>> start SOURCE MATERIAL
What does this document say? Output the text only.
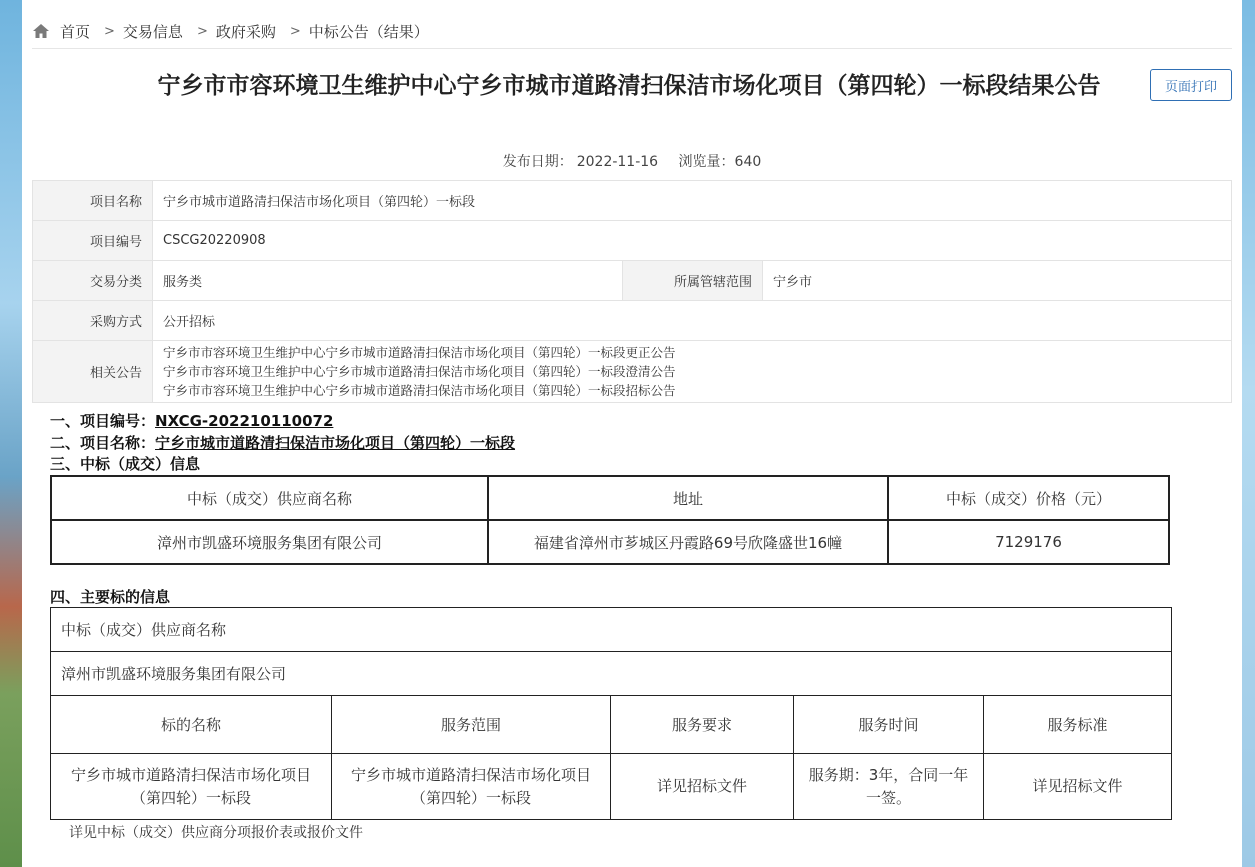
首页 > 交易信息 > 政府采购 > 中标公告（结果）
宁乡市市容环境卫生维护中心宁乡市城市道路清扫保洁市场化项目（第四轮）一标段结果公告	页面打印
发布日期： 2022-11-16 浏览量：640
项目名称	宁乡市城市道路清扫保洁市场化项目（第四轮）一标段		
项目编号	CSCG20220908		
交易分类	服务类	所属管辖范围	宁乡市
采购方式	公开招标		
相关公告	宁乡市市容环境卫生维护中心宁乡市城市道路清扫保洁市场化项目（第四轮）一标段更正公告
宁乡市市容环境卫生维护中心宁乡市城市道路清扫保洁市场化项目（第四轮）一标段澄清公告
宁乡市市容环境卫生维护中心宁乡市城市道路清扫保洁市场化项目（第四轮）一标段招标公告		
一、项目编号：NXCG-202210110072
二、项目名称：宁乡市城市道路清扫保洁市场化项目（第四轮）一标段
三、中标（成交）信息
中标（成交）供应商名称	地址	中标（成交）价格（元）
漳州市凯盛环境服务集团有限公司	福建省漳州市芗城区丹霞路69号欣隆盛世16幢	7129176
四、主要标的信息
中标（成交）供应商名称				
漳州市凯盛环境服务集团有限公司				
标的名称	服务范围	服务要求	服务时间	服务标准
宁乡市城市道路清扫保洁市场化项目（第四轮）一标段	宁乡市城市道路清扫保洁市场化项目（第四轮）一标段	详见招标文件	服务期：3年，合同一年一签。	详见招标文件
详见中标（成交）供应商分项报价表或报价文件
>> end SOURCE MATERIAL
STATED GOAL ▸ From the data above, copy each line that has the string "宁乡市市容环境卫生维护中心宁乡市城市道路清扫保洁市场化项目".

FULL RESPONSE ▸
宁乡市市容环境卫生维护中心宁乡市城市道路清扫保洁市场化项目（第四轮）一标段结果公告	页面打印
相关公告	宁乡市市容环境卫生维护中心宁乡市城市道路清扫保洁市场化项目（第四轮）一标段更正公告
宁乡市市容环境卫生维护中心宁乡市城市道路清扫保洁市场化项目（第四轮）一标段澄清公告
宁乡市市容环境卫生维护中心宁乡市城市道路清扫保洁市场化项目（第四轮）一标段招标公告		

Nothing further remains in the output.